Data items
══════

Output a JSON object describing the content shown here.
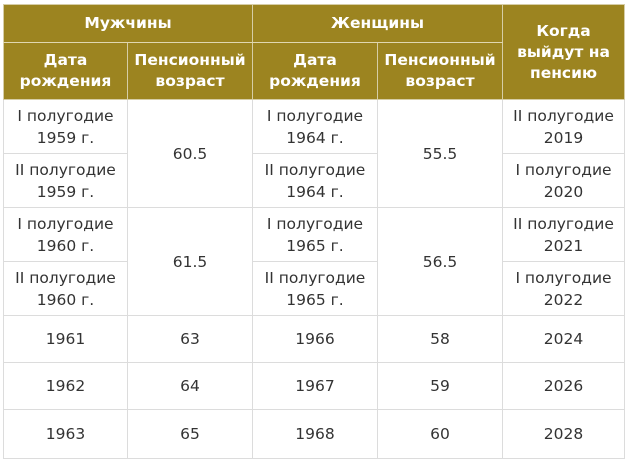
{
  "header": {
    "men": "Мужчины",
    "women": "Женщины",
    "when": "Когда выйдут на пенсию",
    "birth_date": "Дата рождения",
    "pension_age": "Пенсионный возраст"
  },
  "rows": [
    {
      "men_birth": "I полугодие 1959 г.",
      "men_age": "60.5",
      "women_birth": "I полугодие 1964 г.",
      "women_age": "55.5",
      "retire": "II полугодие 2019"
    },
    {
      "men_birth": "II полугодие 1959 г.",
      "women_birth": "II полугодие 1964 г.",
      "retire": "I полугодие 2020"
    },
    {
      "men_birth": "I полугодие 1960 г.",
      "men_age": "61.5",
      "women_birth": "I полугодие 1965 г.",
      "women_age": "56.5",
      "retire": "II полугодие 2021"
    },
    {
      "men_birth": "II полугодие 1960 г.",
      "women_birth": "II полугодие 1965 г.",
      "retire": "I полугодие 2022"
    },
    {
      "men_birth": "1961",
      "men_age": "63",
      "women_birth": "1966",
      "women_age": "58",
      "retire": "2024"
    },
    {
      "men_birth": "1962",
      "men_age": "64",
      "women_birth": "1967",
      "women_age": "59",
      "retire": "2026"
    },
    {
      "men_birth": "1963",
      "men_age": "65",
      "women_birth": "1968",
      "women_age": "60",
      "retire": "2028"
    }
  ]
}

══════

Given problem:
Using the listing above, locate the lines that hold "retire" and copy each one.

Solution to this exercise:
      "retire": "II полугодие 2019"
      "retire": "I полугодие 2020"
      "retire": "II полугодие 2021"
      "retire": "I полугодие 2022"
      "retire": "2024"
      "retire": "2026"
      "retire": "2028"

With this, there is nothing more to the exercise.